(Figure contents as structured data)

________________________________________

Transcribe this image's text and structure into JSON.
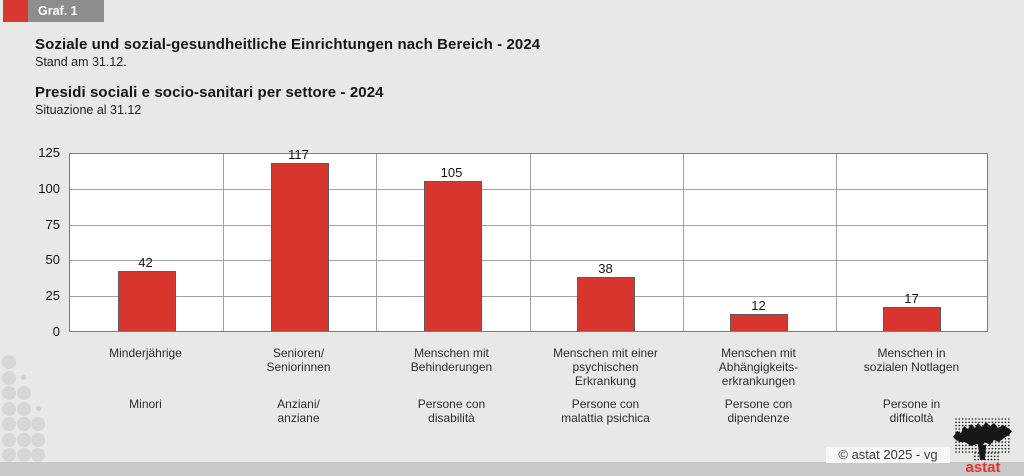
{
  "header": {
    "graf_label": "Graf. 1",
    "title_de": "Soziale und sozial-gesundheitliche Einrichtungen nach Bereich - 2024",
    "subtitle_de": "Stand am 31.12.",
    "title_it": "Presidi sociali e socio-sanitari per settore - 2024",
    "subtitle_it": "Situazione al 31.12"
  },
  "chart_data": {
    "type": "bar",
    "title": "Soziale und sozial-gesundheitliche Einrichtungen nach Bereich - 2024",
    "title_it": "Presidi sociali e socio-sanitari per settore - 2024",
    "categories_de": [
      "Minderjährige",
      "Senioren/\nSeniorinnen",
      "Menschen mit\nBehinderungen",
      "Menschen mit einer\npsychischen\nErkrankung",
      "Menschen mit\nAbhängigkeits-\nerkrankungen",
      "Menschen in\nsozialen Notlagen"
    ],
    "categories_it": [
      "Minori",
      "Anziani/\nanziane",
      "Persone con\ndisabilità",
      "Persone con\nmalattia psichica",
      "Persone con\ndipendenze",
      "Persone in\ndifficoltà"
    ],
    "values": [
      42,
      117,
      105,
      38,
      12,
      17
    ],
    "yticks": [
      0,
      25,
      50,
      75,
      100,
      125
    ],
    "ylim": [
      0,
      125
    ],
    "xlabel": "",
    "ylabel": "",
    "grid": true,
    "legend": "none",
    "bar_color": "#d9352f"
  },
  "footer": {
    "copyright": "© astat 2025 - vg",
    "logo_text": "astat"
  },
  "colors": {
    "page_background": "#e8e8e6",
    "accent_red": "#d8382f",
    "badge_gray": "#8d8d8c",
    "bar_red": "#d9352f",
    "logo_red": "#e5342c",
    "footer_gray": "#c9c9c7"
  }
}
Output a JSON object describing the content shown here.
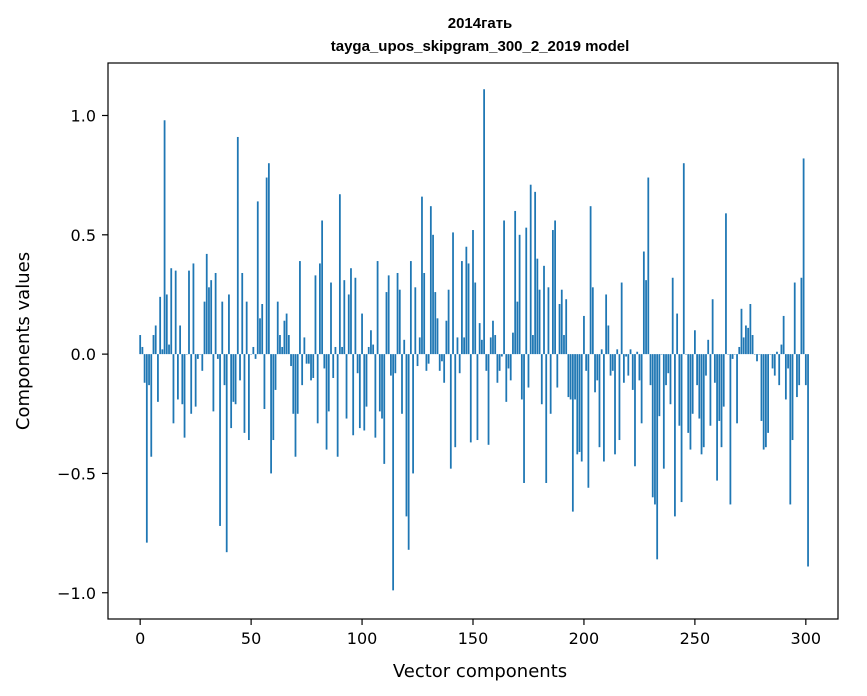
{
  "chart_data": {
    "type": "bar",
    "title": "2014гать",
    "subtitle": "tayga_upos_skipgram_300_2_2019 model",
    "xlabel": "Vector components",
    "ylabel": "Components values",
    "xlim": [
      -14.5,
      314.5
    ],
    "ylim": [
      -1.11,
      1.22
    ],
    "xticks": [
      0,
      50,
      100,
      150,
      200,
      250,
      300
    ],
    "xtick_labels": [
      "0",
      "50",
      "100",
      "150",
      "200",
      "250",
      "300"
    ],
    "yticks": [
      -1.0,
      -0.5,
      0.0,
      0.5,
      1.0
    ],
    "ytick_labels": [
      "−1.0",
      "−0.5",
      "0.0",
      "0.5",
      "1.0"
    ],
    "grid": false,
    "color": "#1f77b4",
    "values": [
      0.08,
      0.03,
      -0.12,
      -0.79,
      -0.13,
      -0.43,
      0.08,
      0.12,
      -0.2,
      0.24,
      0.02,
      0.98,
      0.25,
      0.04,
      0.36,
      -0.29,
      0.35,
      -0.19,
      0.12,
      -0.21,
      -0.35,
      0.0,
      0.35,
      -0.25,
      0.38,
      -0.22,
      -0.02,
      0.0,
      -0.07,
      0.22,
      0.42,
      0.28,
      0.31,
      -0.24,
      0.34,
      -0.02,
      -0.72,
      0.22,
      -0.13,
      -0.83,
      0.25,
      -0.31,
      -0.2,
      -0.21,
      0.91,
      -0.11,
      0.34,
      -0.33,
      0.22,
      -0.36,
      0.0,
      0.03,
      -0.02,
      0.64,
      0.15,
      0.21,
      -0.23,
      0.74,
      0.8,
      -0.5,
      -0.36,
      -0.15,
      0.22,
      0.08,
      0.03,
      0.14,
      0.17,
      0.08,
      -0.05,
      -0.25,
      -0.43,
      -0.25,
      0.39,
      -0.13,
      0.07,
      -0.04,
      -0.04,
      -0.11,
      -0.1,
      0.33,
      -0.29,
      0.38,
      0.56,
      -0.06,
      -0.4,
      -0.24,
      0.3,
      -0.1,
      0.03,
      -0.43,
      0.67,
      0.03,
      0.31,
      -0.27,
      0.25,
      0.36,
      -0.34,
      0.32,
      -0.08,
      -0.31,
      0.17,
      -0.32,
      -0.22,
      0.03,
      0.1,
      0.04,
      -0.35,
      0.39,
      -0.24,
      -0.27,
      -0.46,
      0.26,
      0.33,
      -0.09,
      -0.99,
      -0.08,
      0.34,
      0.27,
      -0.25,
      0.06,
      -0.68,
      -0.82,
      0.39,
      -0.5,
      0.28,
      -0.05,
      0.07,
      0.66,
      0.34,
      -0.07,
      -0.04,
      0.62,
      0.5,
      0.26,
      0.15,
      -0.07,
      -0.03,
      -0.12,
      0.14,
      0.27,
      -0.48,
      0.51,
      -0.39,
      0.07,
      -0.08,
      0.39,
      0.07,
      0.45,
      0.38,
      -0.37,
      0.52,
      0.3,
      -0.36,
      0.13,
      0.06,
      1.11,
      -0.07,
      -0.38,
      0.07,
      0.14,
      0.08,
      -0.12,
      -0.07,
      -0.01,
      0.56,
      -0.2,
      -0.06,
      -0.11,
      0.09,
      0.6,
      0.22,
      0.5,
      -0.19,
      -0.54,
      0.53,
      -0.14,
      0.71,
      0.08,
      0.68,
      0.4,
      0.27,
      -0.21,
      0.37,
      -0.54,
      0.28,
      -0.25,
      0.52,
      0.56,
      -0.14,
      0.21,
      0.27,
      0.08,
      0.23,
      -0.18,
      -0.19,
      -0.66,
      -0.19,
      -0.42,
      -0.41,
      -0.45,
      0.16,
      -0.07,
      -0.56,
      0.62,
      0.28,
      -0.16,
      -0.11,
      -0.39,
      0.02,
      -0.45,
      0.25,
      0.12,
      -0.09,
      -0.07,
      -0.42,
      0.02,
      -0.36,
      0.3,
      -0.12,
      -0.01,
      -0.09,
      0.02,
      -0.15,
      -0.47,
      0.01,
      -0.11,
      -0.29,
      0.43,
      0.31,
      0.74,
      -0.13,
      -0.6,
      -0.63,
      -0.86,
      -0.26,
      0.0,
      -0.48,
      -0.13,
      -0.08,
      -0.21,
      0.32,
      -0.68,
      0.17,
      -0.3,
      -0.62,
      0.8,
      0.0,
      -0.33,
      -0.4,
      -0.25,
      0.1,
      -0.13,
      -0.27,
      -0.42,
      -0.39,
      -0.09,
      0.06,
      -0.3,
      0.23,
      -0.12,
      -0.53,
      -0.28,
      -0.39,
      -0.22,
      0.59,
      0.0,
      -0.63,
      -0.02,
      0.0,
      -0.29,
      0.03,
      0.19,
      0.07,
      0.12,
      0.11,
      0.21,
      0.08,
      0.0,
      -0.03,
      0.0,
      -0.28,
      -0.4,
      -0.39,
      -0.33,
      0.0,
      -0.06,
      -0.09,
      0.01,
      -0.13,
      0.04,
      0.16,
      -0.19,
      -0.06,
      -0.63,
      -0.36,
      0.3,
      -0.18,
      -0.13,
      0.32,
      0.82,
      -0.13,
      -0.89
    ]
  }
}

________________________________________

### Work instructions
All the material shown above is to be copied exactly, with no pictures carried over.

### Task answer
Transcribe this image's text and structure into JSON.
{
  "header": {
    "graf_label": "Graf. 1",
    "title_de": "Soziale und sozial-gesundheitliche Einrichtungen nach Bereich - 2024",
    "subtitle_de": "Stand am 31.12.",
    "title_it": "Presidi sociali e socio-sanitari per settore - 2024",
    "subtitle_it": "Situazione al 31.12"
  },
  "chart_data": {
    "type": "bar",
    "title": "Soziale und sozial-gesundheitliche Einrichtungen nach Bereich - 2024",
    "title_it": "Presidi sociali e socio-sanitari per settore - 2024",
    "categories_de": [
      "Minderjährige",
      "Senioren/\nSeniorinnen",
      "Menschen mit\nBehinderungen",
      "Menschen mit einer\npsychischen\nErkrankung",
      "Menschen mit\nAbhängigkeits-\nerkrankungen",
      "Menschen in\nsozialen Notlagen"
    ],
    "categories_it": [
      "Minori",
      "Anziani/\nanziane",
      "Persone con\ndisabilità",
      "Persone con\nmalattia psichica",
      "Persone con\ndipendenze",
      "Persone in\ndifficoltà"
    ],
    "values": [
      42,
      117,
      105,
      38,
      12,
      17
    ],
    "yticks": [
      0,
      25,
      50,
      75,
      100,
      125
    ],
    "ylim": [
      0,
      125
    ],
    "xlabel": "",
    "ylabel": "",
    "grid": true,
    "legend": "none",
    "bar_color": "#d9352f"
  },
  "footer": {
    "copyright": "© astat 2025 - vg",
    "logo_text": "astat"
  },
  "colors": {
    "page_background": "#e8e8e6",
    "accent_red": "#d8382f",
    "badge_gray": "#8d8d8c",
    "bar_red": "#d9352f",
    "logo_red": "#e5342c",
    "footer_gray": "#c9c9c7"
  }
}
Output a JSON object describing the content shown here.
{
  "chart_data": {
    "type": "bar",
    "title": "2014гать",
    "subtitle": "tayga_upos_skipgram_300_2_2019 model",
    "xlabel": "Vector components",
    "ylabel": "Components values",
    "xlim": [
      -14.5,
      314.5
    ],
    "ylim": [
      -1.11,
      1.22
    ],
    "xticks": [
      0,
      50,
      100,
      150,
      200,
      250,
      300
    ],
    "xtick_labels": [
      "0",
      "50",
      "100",
      "150",
      "200",
      "250",
      "300"
    ],
    "yticks": [
      -1.0,
      -0.5,
      0.0,
      0.5,
      1.0
    ],
    "ytick_labels": [
      "−1.0",
      "−0.5",
      "0.0",
      "0.5",
      "1.0"
    ],
    "grid": false,
    "color": "#1f77b4",
    "values": [
      0.08,
      0.03,
      -0.12,
      -0.79,
      -0.13,
      -0.43,
      0.08,
      0.12,
      -0.2,
      0.24,
      0.02,
      0.98,
      0.25,
      0.04,
      0.36,
      -0.29,
      0.35,
      -0.19,
      0.12,
      -0.21,
      -0.35,
      0.0,
      0.35,
      -0.25,
      0.38,
      -0.22,
      -0.02,
      0.0,
      -0.07,
      0.22,
      0.42,
      0.28,
      0.31,
      -0.24,
      0.34,
      -0.02,
      -0.72,
      0.22,
      -0.13,
      -0.83,
      0.25,
      -0.31,
      -0.2,
      -0.21,
      0.91,
      -0.11,
      0.34,
      -0.33,
      0.22,
      -0.36,
      0.0,
      0.03,
      -0.02,
      0.64,
      0.15,
      0.21,
      -0.23,
      0.74,
      0.8,
      -0.5,
      -0.36,
      -0.15,
      0.22,
      0.08,
      0.03,
      0.14,
      0.17,
      0.08,
      -0.05,
      -0.25,
      -0.43,
      -0.25,
      0.39,
      -0.13,
      0.07,
      -0.04,
      -0.04,
      -0.11,
      -0.1,
      0.33,
      -0.29,
      0.38,
      0.56,
      -0.06,
      -0.4,
      -0.24,
      0.3,
      -0.1,
      0.03,
      -0.43,
      0.67,
      0.03,
      0.31,
      -0.27,
      0.25,
      0.36,
      -0.34,
      0.32,
      -0.08,
      -0.31,
      0.17,
      -0.32,
      -0.22,
      0.03,
      0.1,
      0.04,
      -0.35,
      0.39,
      -0.24,
      -0.27,
      -0.46,
      0.26,
      0.33,
      -0.09,
      -0.99,
      -0.08,
      0.34,
      0.27,
      -0.25,
      0.06,
      -0.68,
      -0.82,
      0.39,
      -0.5,
      0.28,
      -0.05,
      0.07,
      0.66,
      0.34,
      -0.07,
      -0.04,
      0.62,
      0.5,
      0.26,
      0.15,
      -0.07,
      -0.03,
      -0.12,
      0.14,
      0.27,
      -0.48,
      0.51,
      -0.39,
      0.07,
      -0.08,
      0.39,
      0.07,
      0.45,
      0.38,
      -0.37,
      0.52,
      0.3,
      -0.36,
      0.13,
      0.06,
      1.11,
      -0.07,
      -0.38,
      0.07,
      0.14,
      0.08,
      -0.12,
      -0.07,
      -0.01,
      0.56,
      -0.2,
      -0.06,
      -0.11,
      0.09,
      0.6,
      0.22,
      0.5,
      -0.19,
      -0.54,
      0.53,
      -0.14,
      0.71,
      0.08,
      0.68,
      0.4,
      0.27,
      -0.21,
      0.37,
      -0.54,
      0.28,
      -0.25,
      0.52,
      0.56,
      -0.14,
      0.21,
      0.27,
      0.08,
      0.23,
      -0.18,
      -0.19,
      -0.66,
      -0.19,
      -0.42,
      -0.41,
      -0.45,
      0.16,
      -0.07,
      -0.56,
      0.62,
      0.28,
      -0.16,
      -0.11,
      -0.39,
      0.02,
      -0.45,
      0.25,
      0.12,
      -0.09,
      -0.07,
      -0.42,
      0.02,
      -0.36,
      0.3,
      -0.12,
      -0.01,
      -0.09,
      0.02,
      -0.15,
      -0.47,
      0.01,
      -0.11,
      -0.29,
      0.43,
      0.31,
      0.74,
      -0.13,
      -0.6,
      -0.63,
      -0.86,
      -0.26,
      0.0,
      -0.48,
      -0.13,
      -0.08,
      -0.21,
      0.32,
      -0.68,
      0.17,
      -0.3,
      -0.62,
      0.8,
      0.0,
      -0.33,
      -0.4,
      -0.25,
      0.1,
      -0.13,
      -0.27,
      -0.42,
      -0.39,
      -0.09,
      0.06,
      -0.3,
      0.23,
      -0.12,
      -0.53,
      -0.28,
      -0.39,
      -0.22,
      0.59,
      0.0,
      -0.63,
      -0.02,
      0.0,
      -0.29,
      0.03,
      0.19,
      0.07,
      0.12,
      0.11,
      0.21,
      0.08,
      0.0,
      -0.03,
      0.0,
      -0.28,
      -0.4,
      -0.39,
      -0.33,
      0.0,
      -0.06,
      -0.09,
      0.01,
      -0.13,
      0.04,
      0.16,
      -0.19,
      -0.06,
      -0.63,
      -0.36,
      0.3,
      -0.18,
      -0.13,
      0.32,
      0.82,
      -0.13,
      -0.89
    ]
  }
}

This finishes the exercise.